*** Extracted material Section Begins ***
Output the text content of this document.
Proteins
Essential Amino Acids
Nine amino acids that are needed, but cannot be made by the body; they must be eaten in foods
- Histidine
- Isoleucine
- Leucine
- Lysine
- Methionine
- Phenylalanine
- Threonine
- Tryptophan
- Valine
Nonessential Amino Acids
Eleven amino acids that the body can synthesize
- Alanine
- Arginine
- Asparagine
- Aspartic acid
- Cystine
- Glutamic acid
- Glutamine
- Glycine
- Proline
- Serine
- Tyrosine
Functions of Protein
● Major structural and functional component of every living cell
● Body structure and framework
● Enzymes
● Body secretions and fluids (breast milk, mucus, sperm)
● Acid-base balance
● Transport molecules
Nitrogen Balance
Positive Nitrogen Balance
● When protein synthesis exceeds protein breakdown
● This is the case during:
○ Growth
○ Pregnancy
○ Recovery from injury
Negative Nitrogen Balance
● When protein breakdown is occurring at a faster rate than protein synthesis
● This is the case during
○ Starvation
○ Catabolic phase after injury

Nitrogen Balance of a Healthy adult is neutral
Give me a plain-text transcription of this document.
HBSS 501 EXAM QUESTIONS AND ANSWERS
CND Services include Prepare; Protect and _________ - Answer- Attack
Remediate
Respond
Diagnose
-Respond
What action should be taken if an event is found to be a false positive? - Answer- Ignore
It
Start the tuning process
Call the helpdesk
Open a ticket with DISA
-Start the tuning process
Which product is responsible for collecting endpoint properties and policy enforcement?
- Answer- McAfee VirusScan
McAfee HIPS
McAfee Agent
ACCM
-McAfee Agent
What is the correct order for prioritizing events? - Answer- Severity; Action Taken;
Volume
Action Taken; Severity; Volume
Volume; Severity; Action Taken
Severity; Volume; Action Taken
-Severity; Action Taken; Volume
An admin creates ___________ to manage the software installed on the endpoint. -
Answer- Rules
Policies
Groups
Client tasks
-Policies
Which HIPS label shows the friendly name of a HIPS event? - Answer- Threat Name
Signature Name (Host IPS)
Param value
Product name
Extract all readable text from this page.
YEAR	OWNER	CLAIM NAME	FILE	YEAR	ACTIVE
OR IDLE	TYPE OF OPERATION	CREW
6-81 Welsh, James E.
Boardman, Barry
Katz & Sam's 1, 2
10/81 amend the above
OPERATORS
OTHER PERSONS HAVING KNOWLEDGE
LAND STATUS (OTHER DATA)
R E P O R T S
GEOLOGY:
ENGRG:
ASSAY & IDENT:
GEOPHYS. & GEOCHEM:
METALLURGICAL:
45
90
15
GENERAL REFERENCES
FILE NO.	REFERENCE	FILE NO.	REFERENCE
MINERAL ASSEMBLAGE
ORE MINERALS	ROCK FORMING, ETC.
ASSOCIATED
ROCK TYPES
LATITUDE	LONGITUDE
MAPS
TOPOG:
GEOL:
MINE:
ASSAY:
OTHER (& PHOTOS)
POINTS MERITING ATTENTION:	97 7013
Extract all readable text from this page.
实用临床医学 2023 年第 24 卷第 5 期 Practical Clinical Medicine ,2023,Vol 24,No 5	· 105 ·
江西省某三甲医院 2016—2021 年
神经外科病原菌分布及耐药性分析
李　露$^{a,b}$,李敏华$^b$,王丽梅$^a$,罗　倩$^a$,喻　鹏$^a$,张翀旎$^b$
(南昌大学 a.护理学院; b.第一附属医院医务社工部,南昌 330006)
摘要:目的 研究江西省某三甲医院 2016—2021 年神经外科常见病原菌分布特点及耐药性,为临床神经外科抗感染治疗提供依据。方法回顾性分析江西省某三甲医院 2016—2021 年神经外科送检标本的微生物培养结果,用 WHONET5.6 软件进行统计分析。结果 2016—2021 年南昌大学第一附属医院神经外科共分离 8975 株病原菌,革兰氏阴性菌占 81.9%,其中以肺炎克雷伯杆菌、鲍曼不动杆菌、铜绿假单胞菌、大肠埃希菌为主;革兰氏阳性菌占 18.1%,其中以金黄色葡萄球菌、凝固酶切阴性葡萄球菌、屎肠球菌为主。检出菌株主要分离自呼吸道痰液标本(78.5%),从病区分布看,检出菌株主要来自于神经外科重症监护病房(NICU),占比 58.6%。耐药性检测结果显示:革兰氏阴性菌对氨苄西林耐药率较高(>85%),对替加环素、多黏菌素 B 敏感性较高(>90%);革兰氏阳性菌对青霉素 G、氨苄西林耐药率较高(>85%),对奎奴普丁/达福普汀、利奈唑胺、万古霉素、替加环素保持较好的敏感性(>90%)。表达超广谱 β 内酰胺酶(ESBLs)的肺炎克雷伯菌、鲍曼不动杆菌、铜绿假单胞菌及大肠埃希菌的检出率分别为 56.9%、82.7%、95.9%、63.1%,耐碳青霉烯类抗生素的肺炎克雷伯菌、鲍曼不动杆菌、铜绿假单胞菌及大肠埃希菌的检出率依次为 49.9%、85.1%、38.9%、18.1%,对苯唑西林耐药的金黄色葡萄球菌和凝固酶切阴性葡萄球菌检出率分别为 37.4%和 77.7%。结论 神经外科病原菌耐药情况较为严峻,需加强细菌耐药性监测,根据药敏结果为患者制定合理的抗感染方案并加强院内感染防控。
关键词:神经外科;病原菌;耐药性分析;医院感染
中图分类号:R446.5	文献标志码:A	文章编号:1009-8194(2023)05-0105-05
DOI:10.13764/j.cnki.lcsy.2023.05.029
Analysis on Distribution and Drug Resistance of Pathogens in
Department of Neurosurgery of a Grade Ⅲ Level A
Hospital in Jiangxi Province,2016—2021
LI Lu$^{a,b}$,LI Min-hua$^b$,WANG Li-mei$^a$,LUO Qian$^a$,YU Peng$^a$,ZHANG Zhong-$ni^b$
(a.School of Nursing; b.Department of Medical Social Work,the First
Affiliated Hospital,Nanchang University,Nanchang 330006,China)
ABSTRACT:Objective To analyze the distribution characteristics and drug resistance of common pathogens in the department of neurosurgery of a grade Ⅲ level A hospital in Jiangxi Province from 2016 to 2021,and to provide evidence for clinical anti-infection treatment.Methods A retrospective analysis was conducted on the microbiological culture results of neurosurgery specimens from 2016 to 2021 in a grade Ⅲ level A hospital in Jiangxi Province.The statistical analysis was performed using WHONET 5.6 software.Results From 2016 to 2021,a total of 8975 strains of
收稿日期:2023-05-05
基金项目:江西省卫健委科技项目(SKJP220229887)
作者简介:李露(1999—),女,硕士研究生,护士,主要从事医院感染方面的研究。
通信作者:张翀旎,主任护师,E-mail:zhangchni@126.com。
*** Extracted material Section Ends ***
Task item = Please state how many lines in the data contain the word "text", giving only that number.

Response below = 4